§ What the exercise asks
Return the whole listing, keeping every character the same.

§ Stored records
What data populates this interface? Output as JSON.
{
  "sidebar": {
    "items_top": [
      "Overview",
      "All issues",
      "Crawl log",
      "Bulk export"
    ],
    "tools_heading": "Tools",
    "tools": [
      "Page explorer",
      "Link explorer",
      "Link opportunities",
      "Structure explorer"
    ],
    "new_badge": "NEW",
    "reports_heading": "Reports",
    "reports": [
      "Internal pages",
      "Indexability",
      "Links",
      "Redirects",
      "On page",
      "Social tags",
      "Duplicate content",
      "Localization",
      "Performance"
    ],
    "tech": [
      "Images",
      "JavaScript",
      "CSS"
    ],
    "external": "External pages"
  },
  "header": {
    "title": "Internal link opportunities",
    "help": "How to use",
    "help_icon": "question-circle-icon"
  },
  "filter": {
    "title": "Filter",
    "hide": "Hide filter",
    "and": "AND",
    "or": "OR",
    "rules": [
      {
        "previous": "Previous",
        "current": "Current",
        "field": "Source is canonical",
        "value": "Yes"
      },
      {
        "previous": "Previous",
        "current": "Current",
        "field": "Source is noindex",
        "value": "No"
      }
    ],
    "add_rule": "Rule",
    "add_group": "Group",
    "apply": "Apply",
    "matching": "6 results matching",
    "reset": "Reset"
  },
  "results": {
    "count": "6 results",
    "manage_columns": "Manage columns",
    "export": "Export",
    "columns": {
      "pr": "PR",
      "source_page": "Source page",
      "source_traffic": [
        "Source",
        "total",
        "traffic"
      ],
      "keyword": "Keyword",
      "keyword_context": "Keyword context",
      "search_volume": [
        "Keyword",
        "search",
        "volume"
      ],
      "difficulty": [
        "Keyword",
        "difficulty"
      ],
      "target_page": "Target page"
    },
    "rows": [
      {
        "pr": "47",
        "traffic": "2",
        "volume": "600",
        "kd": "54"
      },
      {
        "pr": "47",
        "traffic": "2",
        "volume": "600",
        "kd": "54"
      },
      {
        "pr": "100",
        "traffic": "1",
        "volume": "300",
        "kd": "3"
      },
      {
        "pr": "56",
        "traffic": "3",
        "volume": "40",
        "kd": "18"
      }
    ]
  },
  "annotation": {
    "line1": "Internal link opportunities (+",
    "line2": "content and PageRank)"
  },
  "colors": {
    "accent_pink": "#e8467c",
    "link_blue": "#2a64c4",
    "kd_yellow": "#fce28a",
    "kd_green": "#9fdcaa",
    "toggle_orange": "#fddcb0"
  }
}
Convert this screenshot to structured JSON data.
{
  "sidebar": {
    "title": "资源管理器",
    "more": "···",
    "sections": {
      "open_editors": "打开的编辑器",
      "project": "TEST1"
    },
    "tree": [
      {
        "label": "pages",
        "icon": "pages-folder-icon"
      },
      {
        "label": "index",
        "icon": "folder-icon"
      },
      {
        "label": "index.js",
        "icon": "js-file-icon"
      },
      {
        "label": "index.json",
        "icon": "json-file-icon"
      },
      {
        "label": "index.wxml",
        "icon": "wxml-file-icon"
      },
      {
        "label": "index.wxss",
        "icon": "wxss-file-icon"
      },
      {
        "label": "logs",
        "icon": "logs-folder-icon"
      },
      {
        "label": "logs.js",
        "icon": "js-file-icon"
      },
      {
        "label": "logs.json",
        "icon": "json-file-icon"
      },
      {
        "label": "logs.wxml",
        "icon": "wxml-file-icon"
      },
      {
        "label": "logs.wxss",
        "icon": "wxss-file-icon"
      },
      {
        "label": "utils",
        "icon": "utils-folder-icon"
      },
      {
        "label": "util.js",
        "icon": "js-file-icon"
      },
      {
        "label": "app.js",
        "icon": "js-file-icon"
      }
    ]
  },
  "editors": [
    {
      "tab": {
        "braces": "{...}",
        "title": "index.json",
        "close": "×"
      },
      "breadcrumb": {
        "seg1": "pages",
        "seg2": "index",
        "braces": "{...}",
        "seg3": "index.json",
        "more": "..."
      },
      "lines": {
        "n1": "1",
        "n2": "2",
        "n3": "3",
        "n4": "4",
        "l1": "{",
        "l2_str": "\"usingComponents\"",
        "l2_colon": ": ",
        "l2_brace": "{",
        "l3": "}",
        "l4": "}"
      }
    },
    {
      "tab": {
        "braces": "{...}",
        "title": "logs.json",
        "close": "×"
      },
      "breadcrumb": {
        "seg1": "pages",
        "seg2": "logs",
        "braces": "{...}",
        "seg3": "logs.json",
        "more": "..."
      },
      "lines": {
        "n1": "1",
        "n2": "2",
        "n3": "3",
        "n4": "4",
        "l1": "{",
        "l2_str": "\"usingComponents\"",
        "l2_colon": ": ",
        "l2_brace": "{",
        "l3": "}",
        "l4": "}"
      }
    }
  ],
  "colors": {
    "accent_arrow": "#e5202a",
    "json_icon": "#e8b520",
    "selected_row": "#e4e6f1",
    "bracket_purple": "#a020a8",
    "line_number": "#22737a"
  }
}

§ The answer
What data populates this interface? Output as JSON.
{
  "sidebar": {
    "items_top": [
      "Overview",
      "All issues",
      "Crawl log",
      "Bulk export"
    ],
    "tools_heading": "Tools",
    "tools": [
      "Page explorer",
      "Link explorer",
      "Link opportunities",
      "Structure explorer"
    ],
    "new_badge": "NEW",
    "reports_heading": "Reports",
    "reports": [
      "Internal pages",
      "Indexability",
      "Links",
      "Redirects",
      "On page",
      "Social tags",
      "Duplicate content",
      "Localization",
      "Performance"
    ],
    "tech": [
      "Images",
      "JavaScript",
      "CSS"
    ],
    "external": "External pages"
  },
  "header": {
    "title": "Internal link opportunities",
    "help": "How to use",
    "help_icon": "question-circle-icon"
  },
  "filter": {
    "title": "Filter",
    "hide": "Hide filter",
    "and": "AND",
    "or": "OR",
    "rules": [
      {
        "previous": "Previous",
        "current": "Current",
        "field": "Source is canonical",
        "value": "Yes"
      },
      {
        "previous": "Previous",
        "current": "Current",
        "field": "Source is noindex",
        "value": "No"
      }
    ],
    "add_rule": "Rule",
    "add_group": "Group",
    "apply": "Apply",
    "matching": "6 results matching",
    "reset": "Reset"
  },
  "results": {
    "count": "6 results",
    "manage_columns": "Manage columns",
    "export": "Export",
    "columns": {
      "pr": "PR",
      "source_page": "Source page",
      "source_traffic": [
        "Source",
        "total",
        "traffic"
      ],
      "keyword": "Keyword",
      "keyword_context": "Keyword context",
      "search_volume": [
        "Keyword",
        "search",
        "volume"
      ],
      "difficulty": [
        "Keyword",
        "difficulty"
      ],
      "target_page": "Target page"
    },
    "rows": [
      {
        "pr": "47",
        "traffic": "2",
        "volume": "600",
        "kd": "54"
      },
      {
        "pr": "47",
        "traffic": "2",
        "volume": "600",
        "kd": "54"
      },
      {
        "pr": "100",
        "traffic": "1",
        "volume": "300",
        "kd": "3"
      },
      {
        "pr": "56",
        "traffic": "3",
        "volume": "40",
        "kd": "18"
      }
    ]
  },
  "annotation": {
    "line1": "Internal link opportunities (+",
    "line2": "content and PageRank)"
  },
  "colors": {
    "accent_pink": "#e8467c",
    "link_blue": "#2a64c4",
    "kd_yellow": "#fce28a",
    "kd_green": "#9fdcaa",
    "toggle_orange": "#fddcb0"
  }
}
Convert this screenshot to structured JSON data.
{
  "sidebar": {
    "title": "资源管理器",
    "more": "···",
    "sections": {
      "open_editors": "打开的编辑器",
      "project": "TEST1"
    },
    "tree": [
      {
        "label": "pages",
        "icon": "pages-folder-icon"
      },
      {
        "label": "index",
        "icon": "folder-icon"
      },
      {
        "label": "index.js",
        "icon": "js-file-icon"
      },
      {
        "label": "index.json",
        "icon": "json-file-icon"
      },
      {
        "label": "index.wxml",
        "icon": "wxml-file-icon"
      },
      {
        "label": "index.wxss",
        "icon": "wxss-file-icon"
      },
      {
        "label": "logs",
        "icon": "logs-folder-icon"
      },
      {
        "label": "logs.js",
        "icon": "js-file-icon"
      },
      {
        "label": "logs.json",
        "icon": "json-file-icon"
      },
      {
        "label": "logs.wxml",
        "icon": "wxml-file-icon"
      },
      {
        "label": "logs.wxss",
        "icon": "wxss-file-icon"
      },
      {
        "label": "utils",
        "icon": "utils-folder-icon"
      },
      {
        "label": "util.js",
        "icon": "js-file-icon"
      },
      {
        "label": "app.js",
        "icon": "js-file-icon"
      }
    ]
  },
  "editors": [
    {
      "tab": {
        "braces": "{...}",
        "title": "index.json",
        "close": "×"
      },
      "breadcrumb": {
        "seg1": "pages",
        "seg2": "index",
        "braces": "{...}",
        "seg3": "index.json",
        "more": "..."
      },
      "lines": {
        "n1": "1",
        "n2": "2",
        "n3": "3",
        "n4": "4",
        "l1": "{",
        "l2_str": "\"usingComponents\"",
        "l2_colon": ": ",
        "l2_brace": "{",
        "l3": "}",
        "l4": "}"
      }
    },
    {
      "tab": {
        "braces": "{...}",
        "title": "logs.json",
        "close": "×"
      },
      "breadcrumb": {
        "seg1": "pages",
        "seg2": "logs",
        "braces": "{...}",
        "seg3": "logs.json",
        "more": "..."
      },
      "lines": {
        "n1": "1",
        "n2": "2",
        "n3": "3",
        "n4": "4",
        "l1": "{",
        "l2_str": "\"usingComponents\"",
        "l2_colon": ": ",
        "l2_brace": "{",
        "l3": "}",
        "l4": "}"
      }
    }
  ],
  "colors": {
    "accent_arrow": "#e5202a",
    "json_icon": "#e8b520",
    "selected_row": "#e4e6f1",
    "bracket_purple": "#a020a8",
    "line_number": "#22737a"
  }
}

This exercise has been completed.